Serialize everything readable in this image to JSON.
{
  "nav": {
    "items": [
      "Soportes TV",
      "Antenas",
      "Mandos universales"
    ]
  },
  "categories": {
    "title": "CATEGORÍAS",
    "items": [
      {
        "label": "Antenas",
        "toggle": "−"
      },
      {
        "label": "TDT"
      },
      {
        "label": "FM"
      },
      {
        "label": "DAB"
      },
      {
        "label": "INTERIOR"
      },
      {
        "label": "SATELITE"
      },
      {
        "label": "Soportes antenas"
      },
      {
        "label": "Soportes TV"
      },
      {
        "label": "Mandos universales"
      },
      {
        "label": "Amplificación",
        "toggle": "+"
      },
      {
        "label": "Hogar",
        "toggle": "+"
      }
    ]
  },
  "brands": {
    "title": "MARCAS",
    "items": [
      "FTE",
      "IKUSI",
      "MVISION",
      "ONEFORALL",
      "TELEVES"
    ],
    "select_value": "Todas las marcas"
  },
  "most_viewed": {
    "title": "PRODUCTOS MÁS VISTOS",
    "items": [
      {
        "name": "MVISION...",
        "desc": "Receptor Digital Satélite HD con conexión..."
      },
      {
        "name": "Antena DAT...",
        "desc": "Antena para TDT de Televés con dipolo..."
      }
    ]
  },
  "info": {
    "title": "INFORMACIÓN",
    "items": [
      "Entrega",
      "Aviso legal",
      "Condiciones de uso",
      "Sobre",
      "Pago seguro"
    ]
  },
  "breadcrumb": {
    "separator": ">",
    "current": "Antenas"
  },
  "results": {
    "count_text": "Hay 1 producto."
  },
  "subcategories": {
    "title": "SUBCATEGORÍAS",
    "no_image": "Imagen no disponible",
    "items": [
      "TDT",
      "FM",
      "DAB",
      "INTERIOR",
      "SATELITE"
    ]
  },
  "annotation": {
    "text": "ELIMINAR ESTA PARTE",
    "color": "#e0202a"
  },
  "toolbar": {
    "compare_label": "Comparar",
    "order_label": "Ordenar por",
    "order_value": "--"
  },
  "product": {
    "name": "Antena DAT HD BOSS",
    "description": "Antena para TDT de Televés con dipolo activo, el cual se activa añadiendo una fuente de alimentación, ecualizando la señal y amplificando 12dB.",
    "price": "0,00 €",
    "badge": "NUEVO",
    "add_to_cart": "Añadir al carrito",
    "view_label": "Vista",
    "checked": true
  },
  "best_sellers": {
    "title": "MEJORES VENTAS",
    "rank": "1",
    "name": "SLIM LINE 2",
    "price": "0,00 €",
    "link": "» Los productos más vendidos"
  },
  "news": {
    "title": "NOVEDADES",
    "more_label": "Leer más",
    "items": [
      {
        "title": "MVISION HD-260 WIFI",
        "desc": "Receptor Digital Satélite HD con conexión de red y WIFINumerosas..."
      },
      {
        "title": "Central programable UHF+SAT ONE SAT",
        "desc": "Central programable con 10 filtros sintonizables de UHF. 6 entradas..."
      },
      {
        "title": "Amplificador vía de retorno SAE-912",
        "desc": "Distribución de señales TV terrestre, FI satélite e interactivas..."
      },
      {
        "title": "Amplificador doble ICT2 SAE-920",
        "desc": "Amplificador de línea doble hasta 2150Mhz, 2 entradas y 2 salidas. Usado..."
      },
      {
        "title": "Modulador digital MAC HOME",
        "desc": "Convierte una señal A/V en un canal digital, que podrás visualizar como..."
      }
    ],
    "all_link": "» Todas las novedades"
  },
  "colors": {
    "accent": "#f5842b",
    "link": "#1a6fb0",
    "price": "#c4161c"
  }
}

=====

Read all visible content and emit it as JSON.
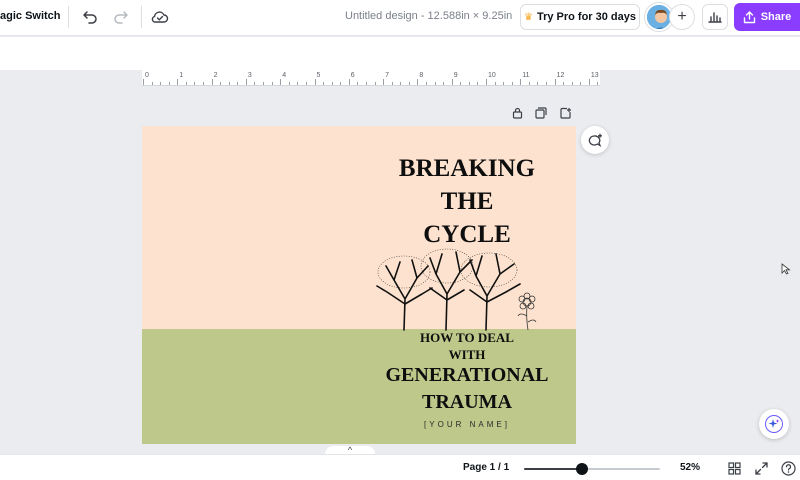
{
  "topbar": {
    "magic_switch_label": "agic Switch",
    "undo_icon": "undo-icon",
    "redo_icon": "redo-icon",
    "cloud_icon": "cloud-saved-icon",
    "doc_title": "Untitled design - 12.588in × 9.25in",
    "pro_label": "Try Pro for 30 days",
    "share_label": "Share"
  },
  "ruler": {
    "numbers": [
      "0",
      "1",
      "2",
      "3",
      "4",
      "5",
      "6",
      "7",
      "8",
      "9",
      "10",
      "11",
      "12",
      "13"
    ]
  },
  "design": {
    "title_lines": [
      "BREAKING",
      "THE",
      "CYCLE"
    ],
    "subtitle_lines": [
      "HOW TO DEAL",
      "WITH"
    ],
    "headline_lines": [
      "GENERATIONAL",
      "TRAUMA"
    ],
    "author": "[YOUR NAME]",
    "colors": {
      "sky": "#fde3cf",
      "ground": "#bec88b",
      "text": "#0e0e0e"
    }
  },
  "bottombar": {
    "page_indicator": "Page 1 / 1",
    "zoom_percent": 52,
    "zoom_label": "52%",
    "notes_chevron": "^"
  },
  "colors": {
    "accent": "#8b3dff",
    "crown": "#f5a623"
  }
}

=====

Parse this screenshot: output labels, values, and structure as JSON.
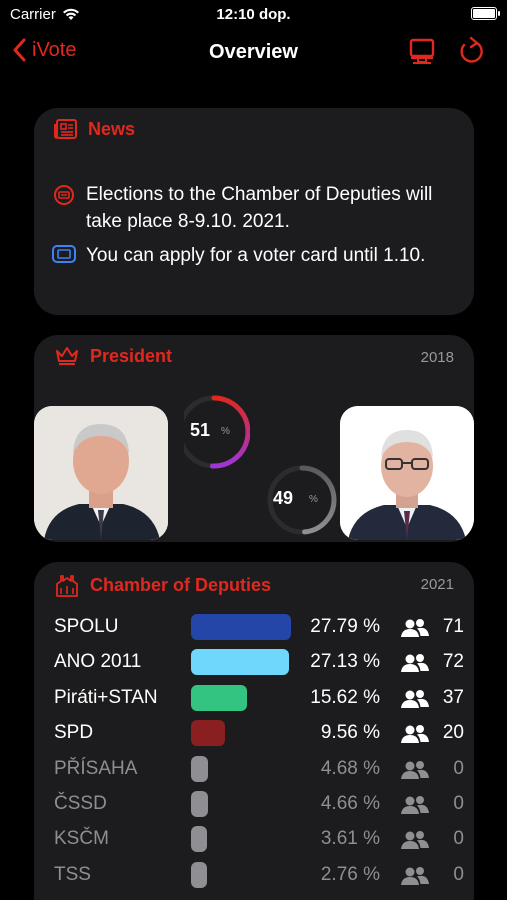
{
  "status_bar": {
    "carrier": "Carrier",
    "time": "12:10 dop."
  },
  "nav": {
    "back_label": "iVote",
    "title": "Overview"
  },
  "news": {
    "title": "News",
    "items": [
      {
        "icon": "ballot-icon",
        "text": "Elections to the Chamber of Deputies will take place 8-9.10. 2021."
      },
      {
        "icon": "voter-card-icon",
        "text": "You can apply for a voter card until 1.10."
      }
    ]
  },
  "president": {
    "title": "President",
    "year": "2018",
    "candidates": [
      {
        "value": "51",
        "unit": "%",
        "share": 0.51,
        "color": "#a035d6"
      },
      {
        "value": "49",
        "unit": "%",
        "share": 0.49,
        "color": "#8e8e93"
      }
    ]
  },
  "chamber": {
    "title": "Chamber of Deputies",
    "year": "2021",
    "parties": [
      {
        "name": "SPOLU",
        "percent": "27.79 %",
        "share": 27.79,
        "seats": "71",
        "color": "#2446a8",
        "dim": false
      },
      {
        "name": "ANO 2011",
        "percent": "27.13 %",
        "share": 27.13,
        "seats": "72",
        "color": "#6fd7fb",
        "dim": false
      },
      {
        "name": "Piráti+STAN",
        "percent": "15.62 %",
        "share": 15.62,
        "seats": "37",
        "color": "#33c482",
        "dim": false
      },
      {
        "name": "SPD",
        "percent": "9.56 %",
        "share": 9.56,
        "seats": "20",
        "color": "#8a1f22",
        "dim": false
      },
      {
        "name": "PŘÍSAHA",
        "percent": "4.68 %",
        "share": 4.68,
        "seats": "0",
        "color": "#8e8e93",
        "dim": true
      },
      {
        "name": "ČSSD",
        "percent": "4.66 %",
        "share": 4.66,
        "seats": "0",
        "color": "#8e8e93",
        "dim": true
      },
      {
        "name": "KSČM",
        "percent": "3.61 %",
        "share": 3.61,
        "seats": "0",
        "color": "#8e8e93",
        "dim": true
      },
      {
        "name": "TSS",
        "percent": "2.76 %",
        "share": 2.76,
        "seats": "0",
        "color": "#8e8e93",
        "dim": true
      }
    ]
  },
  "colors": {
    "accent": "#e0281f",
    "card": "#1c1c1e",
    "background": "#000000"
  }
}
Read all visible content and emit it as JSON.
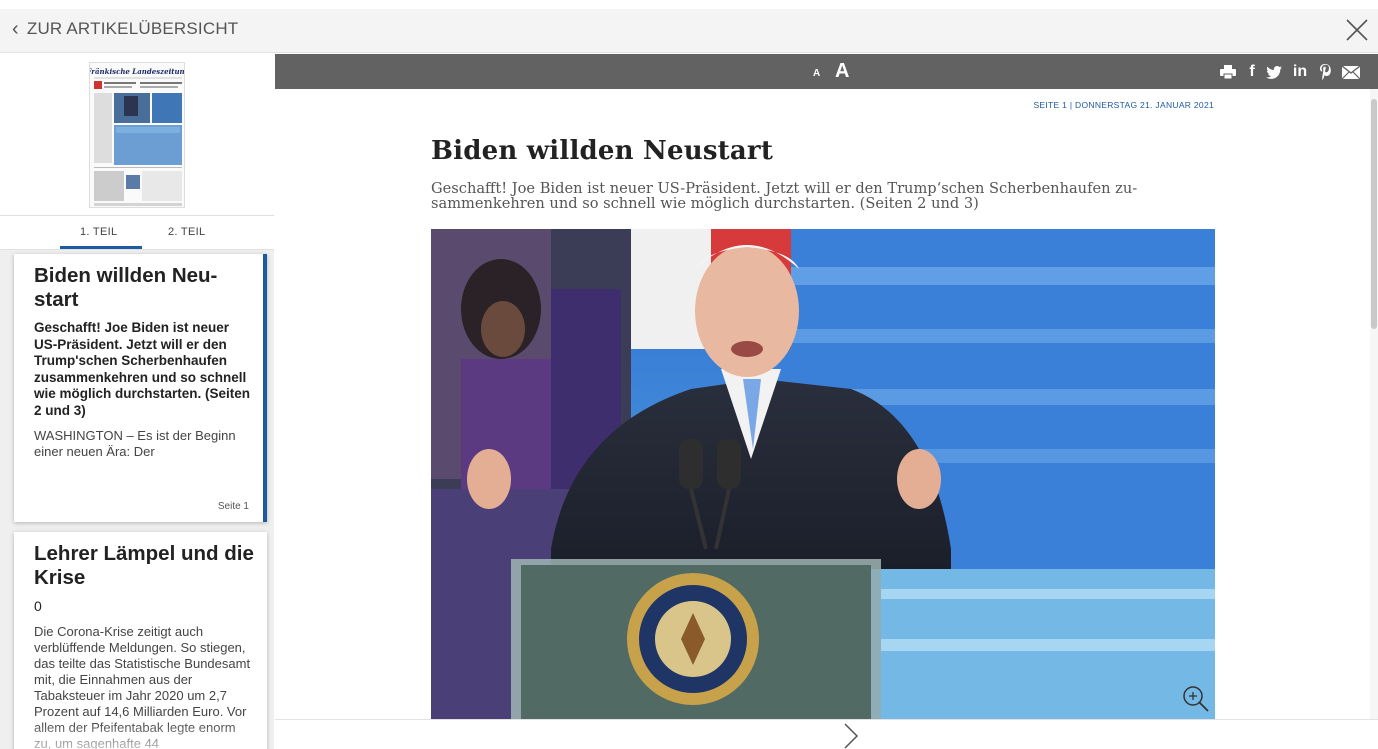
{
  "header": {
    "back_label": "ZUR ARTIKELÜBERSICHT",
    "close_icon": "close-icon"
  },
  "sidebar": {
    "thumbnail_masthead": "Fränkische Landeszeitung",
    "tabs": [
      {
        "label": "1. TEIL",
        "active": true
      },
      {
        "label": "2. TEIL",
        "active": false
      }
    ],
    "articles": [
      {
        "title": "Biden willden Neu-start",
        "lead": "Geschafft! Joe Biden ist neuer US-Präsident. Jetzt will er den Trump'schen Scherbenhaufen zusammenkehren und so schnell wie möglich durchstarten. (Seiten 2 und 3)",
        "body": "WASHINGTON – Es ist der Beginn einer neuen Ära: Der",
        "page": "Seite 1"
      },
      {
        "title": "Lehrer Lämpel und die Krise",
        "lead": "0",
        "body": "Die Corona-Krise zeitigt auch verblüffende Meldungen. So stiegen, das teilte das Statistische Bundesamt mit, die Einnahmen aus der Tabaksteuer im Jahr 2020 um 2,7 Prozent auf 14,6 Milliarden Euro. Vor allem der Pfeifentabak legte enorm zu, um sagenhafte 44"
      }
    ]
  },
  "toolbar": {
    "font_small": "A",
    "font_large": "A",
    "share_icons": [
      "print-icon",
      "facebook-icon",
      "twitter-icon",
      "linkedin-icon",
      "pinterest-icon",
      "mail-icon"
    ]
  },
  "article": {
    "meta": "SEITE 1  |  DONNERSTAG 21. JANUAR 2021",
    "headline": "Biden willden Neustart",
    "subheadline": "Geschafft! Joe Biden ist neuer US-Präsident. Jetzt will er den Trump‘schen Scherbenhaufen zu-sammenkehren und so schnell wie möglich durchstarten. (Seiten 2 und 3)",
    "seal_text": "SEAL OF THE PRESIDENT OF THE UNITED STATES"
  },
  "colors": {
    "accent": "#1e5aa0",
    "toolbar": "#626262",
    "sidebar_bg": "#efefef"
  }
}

=====

▶ _Set exercise_
In the entries above, identify every line with the word "Seiten". Copy those lines.

▶ _Exercise output_
        "lead": "Geschafft! Joe Biden ist neuer US-Präsident. Jetzt will er den Trump'schen Scherbenhaufen zusammenkehren und so schnell wie möglich durchstarten. (Seiten 2 und 3)",
    "subheadline": "Geschafft! Joe Biden ist neuer US-Präsident. Jetzt will er den Trump‘schen Scherbenhaufen zu-sammenkehren und so schnell wie möglich durchstarten. (Seiten 2 und 3)",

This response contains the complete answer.